• _Aim of the task_: Each record must be printed exactly as given.
******************************
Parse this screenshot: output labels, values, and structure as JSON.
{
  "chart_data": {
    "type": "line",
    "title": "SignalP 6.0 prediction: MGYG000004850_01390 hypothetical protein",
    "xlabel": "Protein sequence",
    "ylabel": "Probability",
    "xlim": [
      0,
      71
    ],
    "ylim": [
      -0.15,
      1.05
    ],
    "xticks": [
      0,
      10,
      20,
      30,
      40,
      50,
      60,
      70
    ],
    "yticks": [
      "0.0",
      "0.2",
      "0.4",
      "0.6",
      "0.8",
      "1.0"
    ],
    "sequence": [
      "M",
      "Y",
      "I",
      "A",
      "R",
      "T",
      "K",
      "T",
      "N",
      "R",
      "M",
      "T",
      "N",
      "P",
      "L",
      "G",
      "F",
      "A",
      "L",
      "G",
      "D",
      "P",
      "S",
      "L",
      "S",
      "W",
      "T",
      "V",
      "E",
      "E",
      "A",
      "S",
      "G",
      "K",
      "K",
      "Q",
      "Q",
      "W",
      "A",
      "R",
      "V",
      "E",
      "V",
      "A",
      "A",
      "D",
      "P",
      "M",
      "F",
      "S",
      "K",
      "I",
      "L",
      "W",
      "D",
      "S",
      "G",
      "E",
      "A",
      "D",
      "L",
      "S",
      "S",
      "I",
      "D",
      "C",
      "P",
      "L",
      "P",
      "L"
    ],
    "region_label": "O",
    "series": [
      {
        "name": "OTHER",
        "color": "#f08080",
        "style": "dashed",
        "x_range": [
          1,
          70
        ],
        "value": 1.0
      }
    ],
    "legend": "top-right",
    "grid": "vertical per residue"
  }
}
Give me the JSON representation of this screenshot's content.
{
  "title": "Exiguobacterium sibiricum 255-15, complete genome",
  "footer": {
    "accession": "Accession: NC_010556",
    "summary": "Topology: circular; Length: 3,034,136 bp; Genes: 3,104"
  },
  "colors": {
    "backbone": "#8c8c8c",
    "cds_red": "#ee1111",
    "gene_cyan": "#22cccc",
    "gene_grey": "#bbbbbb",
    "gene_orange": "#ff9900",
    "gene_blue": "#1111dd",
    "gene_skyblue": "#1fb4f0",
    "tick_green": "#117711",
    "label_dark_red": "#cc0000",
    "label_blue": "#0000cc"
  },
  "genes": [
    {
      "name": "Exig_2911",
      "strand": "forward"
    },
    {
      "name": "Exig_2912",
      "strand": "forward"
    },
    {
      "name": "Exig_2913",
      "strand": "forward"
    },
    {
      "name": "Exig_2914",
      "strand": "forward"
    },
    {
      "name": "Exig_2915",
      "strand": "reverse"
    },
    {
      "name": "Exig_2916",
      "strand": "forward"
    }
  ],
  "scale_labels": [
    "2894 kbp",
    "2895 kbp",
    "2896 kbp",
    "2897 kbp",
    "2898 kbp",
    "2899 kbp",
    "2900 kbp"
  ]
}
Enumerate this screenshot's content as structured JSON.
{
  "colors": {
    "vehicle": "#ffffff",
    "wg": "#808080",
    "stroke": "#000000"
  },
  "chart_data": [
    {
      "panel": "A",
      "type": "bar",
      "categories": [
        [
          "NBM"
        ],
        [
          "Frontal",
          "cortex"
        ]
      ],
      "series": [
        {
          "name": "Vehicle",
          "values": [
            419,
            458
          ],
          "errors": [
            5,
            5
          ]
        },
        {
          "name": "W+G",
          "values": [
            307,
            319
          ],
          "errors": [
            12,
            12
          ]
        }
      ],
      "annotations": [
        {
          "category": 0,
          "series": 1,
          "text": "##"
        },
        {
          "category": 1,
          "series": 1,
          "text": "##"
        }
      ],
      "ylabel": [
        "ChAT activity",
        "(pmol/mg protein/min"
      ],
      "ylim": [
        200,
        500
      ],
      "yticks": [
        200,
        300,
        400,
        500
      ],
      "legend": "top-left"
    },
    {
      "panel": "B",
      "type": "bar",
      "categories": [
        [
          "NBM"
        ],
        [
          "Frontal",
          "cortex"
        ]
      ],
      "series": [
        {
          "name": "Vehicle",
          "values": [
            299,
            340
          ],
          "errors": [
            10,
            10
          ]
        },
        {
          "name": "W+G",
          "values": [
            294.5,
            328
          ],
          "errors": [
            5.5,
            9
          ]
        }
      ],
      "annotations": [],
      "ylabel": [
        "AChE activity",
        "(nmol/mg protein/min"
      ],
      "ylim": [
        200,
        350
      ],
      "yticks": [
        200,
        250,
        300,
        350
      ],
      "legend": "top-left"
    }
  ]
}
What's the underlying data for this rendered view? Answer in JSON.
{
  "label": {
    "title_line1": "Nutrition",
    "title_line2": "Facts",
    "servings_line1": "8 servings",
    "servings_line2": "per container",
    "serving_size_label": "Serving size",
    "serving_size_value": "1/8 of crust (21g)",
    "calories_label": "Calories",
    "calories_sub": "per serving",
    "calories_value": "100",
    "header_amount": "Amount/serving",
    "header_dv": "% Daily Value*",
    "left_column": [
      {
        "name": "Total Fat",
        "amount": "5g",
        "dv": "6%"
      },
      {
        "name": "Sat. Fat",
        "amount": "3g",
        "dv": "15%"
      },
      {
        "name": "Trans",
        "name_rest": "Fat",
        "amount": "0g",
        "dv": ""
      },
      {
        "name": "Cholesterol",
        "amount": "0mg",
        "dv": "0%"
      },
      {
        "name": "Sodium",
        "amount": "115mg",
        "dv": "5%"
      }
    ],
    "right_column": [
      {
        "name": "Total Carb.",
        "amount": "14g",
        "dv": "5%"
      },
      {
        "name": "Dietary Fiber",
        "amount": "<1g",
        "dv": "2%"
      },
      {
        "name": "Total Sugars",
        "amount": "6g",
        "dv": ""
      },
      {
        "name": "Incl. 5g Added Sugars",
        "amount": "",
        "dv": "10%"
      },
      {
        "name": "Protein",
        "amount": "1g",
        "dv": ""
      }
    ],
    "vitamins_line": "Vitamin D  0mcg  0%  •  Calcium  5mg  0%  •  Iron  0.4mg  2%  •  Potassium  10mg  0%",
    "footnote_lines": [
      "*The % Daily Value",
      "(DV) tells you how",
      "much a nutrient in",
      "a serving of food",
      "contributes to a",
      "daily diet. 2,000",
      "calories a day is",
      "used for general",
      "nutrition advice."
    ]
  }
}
******************************
• _Output_:
Parse this screenshot: output labels, values, and structure as JSON.
{
  "chart_data": {
    "type": "line",
    "title": "SignalP 6.0 prediction: MGYG000004850_01390 hypothetical protein",
    "xlabel": "Protein sequence",
    "ylabel": "Probability",
    "xlim": [
      0,
      71
    ],
    "ylim": [
      -0.15,
      1.05
    ],
    "xticks": [
      0,
      10,
      20,
      30,
      40,
      50,
      60,
      70
    ],
    "yticks": [
      "0.0",
      "0.2",
      "0.4",
      "0.6",
      "0.8",
      "1.0"
    ],
    "sequence": [
      "M",
      "Y",
      "I",
      "A",
      "R",
      "T",
      "K",
      "T",
      "N",
      "R",
      "M",
      "T",
      "N",
      "P",
      "L",
      "G",
      "F",
      "A",
      "L",
      "G",
      "D",
      "P",
      "S",
      "L",
      "S",
      "W",
      "T",
      "V",
      "E",
      "E",
      "A",
      "S",
      "G",
      "K",
      "K",
      "Q",
      "Q",
      "W",
      "A",
      "R",
      "V",
      "E",
      "V",
      "A",
      "A",
      "D",
      "P",
      "M",
      "F",
      "S",
      "K",
      "I",
      "L",
      "W",
      "D",
      "S",
      "G",
      "E",
      "A",
      "D",
      "L",
      "S",
      "S",
      "I",
      "D",
      "C",
      "P",
      "L",
      "P",
      "L"
    ],
    "region_label": "O",
    "series": [
      {
        "name": "OTHER",
        "color": "#f08080",
        "style": "dashed",
        "x_range": [
          1,
          70
        ],
        "value": 1.0
      }
    ],
    "legend": "top-right",
    "grid": "vertical per residue"
  }
}
Give me the JSON representation of this screenshot's content.
{
  "title": "Exiguobacterium sibiricum 255-15, complete genome",
  "footer": {
    "accession": "Accession: NC_010556",
    "summary": "Topology: circular; Length: 3,034,136 bp; Genes: 3,104"
  },
  "colors": {
    "backbone": "#8c8c8c",
    "cds_red": "#ee1111",
    "gene_cyan": "#22cccc",
    "gene_grey": "#bbbbbb",
    "gene_orange": "#ff9900",
    "gene_blue": "#1111dd",
    "gene_skyblue": "#1fb4f0",
    "tick_green": "#117711",
    "label_dark_red": "#cc0000",
    "label_blue": "#0000cc"
  },
  "genes": [
    {
      "name": "Exig_2911",
      "strand": "forward"
    },
    {
      "name": "Exig_2912",
      "strand": "forward"
    },
    {
      "name": "Exig_2913",
      "strand": "forward"
    },
    {
      "name": "Exig_2914",
      "strand": "forward"
    },
    {
      "name": "Exig_2915",
      "strand": "reverse"
    },
    {
      "name": "Exig_2916",
      "strand": "forward"
    }
  ],
  "scale_labels": [
    "2894 kbp",
    "2895 kbp",
    "2896 kbp",
    "2897 kbp",
    "2898 kbp",
    "2899 kbp",
    "2900 kbp"
  ]
}
Enumerate this screenshot's content as structured JSON.
{
  "colors": {
    "vehicle": "#ffffff",
    "wg": "#808080",
    "stroke": "#000000"
  },
  "chart_data": [
    {
      "panel": "A",
      "type": "bar",
      "categories": [
        [
          "NBM"
        ],
        [
          "Frontal",
          "cortex"
        ]
      ],
      "series": [
        {
          "name": "Vehicle",
          "values": [
            419,
            458
          ],
          "errors": [
            5,
            5
          ]
        },
        {
          "name": "W+G",
          "values": [
            307,
            319
          ],
          "errors": [
            12,
            12
          ]
        }
      ],
      "annotations": [
        {
          "category": 0,
          "series": 1,
          "text": "##"
        },
        {
          "category": 1,
          "series": 1,
          "text": "##"
        }
      ],
      "ylabel": [
        "ChAT activity",
        "(pmol/mg protein/min"
      ],
      "ylim": [
        200,
        500
      ],
      "yticks": [
        200,
        300,
        400,
        500
      ],
      "legend": "top-left"
    },
    {
      "panel": "B",
      "type": "bar",
      "categories": [
        [
          "NBM"
        ],
        [
          "Frontal",
          "cortex"
        ]
      ],
      "series": [
        {
          "name": "Vehicle",
          "values": [
            299,
            340
          ],
          "errors": [
            10,
            10
          ]
        },
        {
          "name": "W+G",
          "values": [
            294.5,
            328
          ],
          "errors": [
            5.5,
            9
          ]
        }
      ],
      "annotations": [],
      "ylabel": [
        "AChE activity",
        "(nmol/mg protein/min"
      ],
      "ylim": [
        200,
        350
      ],
      "yticks": [
        200,
        250,
        300,
        350
      ],
      "legend": "top-left"
    }
  ]
}
What's the underlying data for this rendered view? Answer in JSON.
{
  "label": {
    "title_line1": "Nutrition",
    "title_line2": "Facts",
    "servings_line1": "8 servings",
    "servings_line2": "per container",
    "serving_size_label": "Serving size",
    "serving_size_value": "1/8 of crust (21g)",
    "calories_label": "Calories",
    "calories_sub": "per serving",
    "calories_value": "100",
    "header_amount": "Amount/serving",
    "header_dv": "% Daily Value*",
    "left_column": [
      {
        "name": "Total Fat",
        "amount": "5g",
        "dv": "6%"
      },
      {
        "name": "Sat. Fat",
        "amount": "3g",
        "dv": "15%"
      },
      {
        "name": "Trans",
        "name_rest": "Fat",
        "amount": "0g",
        "dv": ""
      },
      {
        "name": "Cholesterol",
        "amount": "0mg",
        "dv": "0%"
      },
      {
        "name": "Sodium",
        "amount": "115mg",
        "dv": "5%"
      }
    ],
    "right_column": [
      {
        "name": "Total Carb.",
        "amount": "14g",
        "dv": "5%"
      },
      {
        "name": "Dietary Fiber",
        "amount": "<1g",
        "dv": "2%"
      },
      {
        "name": "Total Sugars",
        "amount": "6g",
        "dv": ""
      },
      {
        "name": "Incl. 5g Added Sugars",
        "amount": "",
        "dv": "10%"
      },
      {
        "name": "Protein",
        "amount": "1g",
        "dv": ""
      }
    ],
    "vitamins_line": "Vitamin D  0mcg  0%  •  Calcium  5mg  0%  •  Iron  0.4mg  2%  •  Potassium  10mg  0%",
    "footnote_lines": [
      "*The % Daily Value",
      "(DV) tells you how",
      "much a nutrient in",
      "a serving of food",
      "contributes to a",
      "daily diet. 2,000",
      "calories a day is",
      "used for general",
      "nutrition advice."
    ]
  }
}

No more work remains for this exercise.